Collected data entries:
§

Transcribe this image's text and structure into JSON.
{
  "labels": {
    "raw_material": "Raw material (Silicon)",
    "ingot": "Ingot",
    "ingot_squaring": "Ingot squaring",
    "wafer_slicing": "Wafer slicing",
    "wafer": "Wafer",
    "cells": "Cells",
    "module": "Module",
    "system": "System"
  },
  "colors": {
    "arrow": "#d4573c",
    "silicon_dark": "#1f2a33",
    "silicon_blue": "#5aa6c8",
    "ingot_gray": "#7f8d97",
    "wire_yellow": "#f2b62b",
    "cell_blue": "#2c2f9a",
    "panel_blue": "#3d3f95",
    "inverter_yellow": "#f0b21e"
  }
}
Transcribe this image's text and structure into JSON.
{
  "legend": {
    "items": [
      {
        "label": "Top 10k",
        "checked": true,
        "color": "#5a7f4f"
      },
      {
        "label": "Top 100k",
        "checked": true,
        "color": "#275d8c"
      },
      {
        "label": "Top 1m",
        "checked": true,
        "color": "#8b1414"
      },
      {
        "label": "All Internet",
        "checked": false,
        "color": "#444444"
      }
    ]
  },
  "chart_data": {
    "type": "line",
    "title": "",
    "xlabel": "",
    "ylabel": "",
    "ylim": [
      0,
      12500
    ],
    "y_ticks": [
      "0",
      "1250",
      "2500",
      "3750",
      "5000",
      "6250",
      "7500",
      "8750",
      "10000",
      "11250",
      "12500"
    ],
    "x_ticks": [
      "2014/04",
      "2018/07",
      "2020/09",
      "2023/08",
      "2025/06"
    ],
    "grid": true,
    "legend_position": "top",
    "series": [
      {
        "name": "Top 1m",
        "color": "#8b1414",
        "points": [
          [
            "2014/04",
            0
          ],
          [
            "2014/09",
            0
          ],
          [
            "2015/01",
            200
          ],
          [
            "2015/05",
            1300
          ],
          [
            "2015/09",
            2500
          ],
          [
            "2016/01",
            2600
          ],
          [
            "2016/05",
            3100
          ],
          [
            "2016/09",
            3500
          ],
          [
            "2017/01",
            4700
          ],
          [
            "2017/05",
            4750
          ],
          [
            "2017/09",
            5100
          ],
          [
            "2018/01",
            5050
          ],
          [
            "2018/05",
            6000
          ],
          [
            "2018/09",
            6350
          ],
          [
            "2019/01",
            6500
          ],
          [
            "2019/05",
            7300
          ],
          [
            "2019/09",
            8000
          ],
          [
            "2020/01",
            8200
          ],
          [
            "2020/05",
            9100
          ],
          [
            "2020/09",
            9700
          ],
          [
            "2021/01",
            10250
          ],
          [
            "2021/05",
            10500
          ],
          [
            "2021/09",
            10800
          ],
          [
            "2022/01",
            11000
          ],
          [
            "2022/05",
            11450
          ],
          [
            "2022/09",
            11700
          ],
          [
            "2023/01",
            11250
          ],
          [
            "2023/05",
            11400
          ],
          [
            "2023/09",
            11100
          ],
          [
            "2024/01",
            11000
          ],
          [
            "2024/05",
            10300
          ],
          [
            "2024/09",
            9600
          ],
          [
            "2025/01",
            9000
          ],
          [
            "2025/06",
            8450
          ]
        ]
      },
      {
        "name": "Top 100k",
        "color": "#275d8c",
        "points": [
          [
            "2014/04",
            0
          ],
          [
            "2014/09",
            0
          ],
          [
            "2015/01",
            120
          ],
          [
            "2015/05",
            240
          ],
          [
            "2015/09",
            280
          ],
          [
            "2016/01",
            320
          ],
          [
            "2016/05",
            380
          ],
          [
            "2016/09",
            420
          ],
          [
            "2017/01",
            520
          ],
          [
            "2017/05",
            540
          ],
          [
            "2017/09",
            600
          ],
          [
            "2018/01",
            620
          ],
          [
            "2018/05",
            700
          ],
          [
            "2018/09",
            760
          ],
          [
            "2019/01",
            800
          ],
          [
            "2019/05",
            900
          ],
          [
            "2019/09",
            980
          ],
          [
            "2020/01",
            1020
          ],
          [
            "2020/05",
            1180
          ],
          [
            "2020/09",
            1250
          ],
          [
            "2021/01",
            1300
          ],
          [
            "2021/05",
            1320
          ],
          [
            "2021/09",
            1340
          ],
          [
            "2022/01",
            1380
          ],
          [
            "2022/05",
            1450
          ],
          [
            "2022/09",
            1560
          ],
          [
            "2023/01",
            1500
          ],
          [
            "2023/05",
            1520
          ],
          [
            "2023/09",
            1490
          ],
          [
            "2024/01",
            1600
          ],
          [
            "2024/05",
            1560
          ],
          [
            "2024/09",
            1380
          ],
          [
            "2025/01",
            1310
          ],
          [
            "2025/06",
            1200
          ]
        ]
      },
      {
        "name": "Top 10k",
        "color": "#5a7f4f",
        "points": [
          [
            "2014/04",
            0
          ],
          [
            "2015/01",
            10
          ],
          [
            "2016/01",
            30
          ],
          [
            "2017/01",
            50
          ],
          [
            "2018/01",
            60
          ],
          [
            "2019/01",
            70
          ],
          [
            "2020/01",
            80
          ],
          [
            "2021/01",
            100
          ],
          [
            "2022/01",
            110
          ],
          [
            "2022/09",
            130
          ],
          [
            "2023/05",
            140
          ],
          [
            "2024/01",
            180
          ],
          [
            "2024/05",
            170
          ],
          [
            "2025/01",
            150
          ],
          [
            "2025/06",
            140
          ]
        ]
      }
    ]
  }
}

§

Instruction: Say how many lines of the material contain the word "name", with no other text.

The output: 3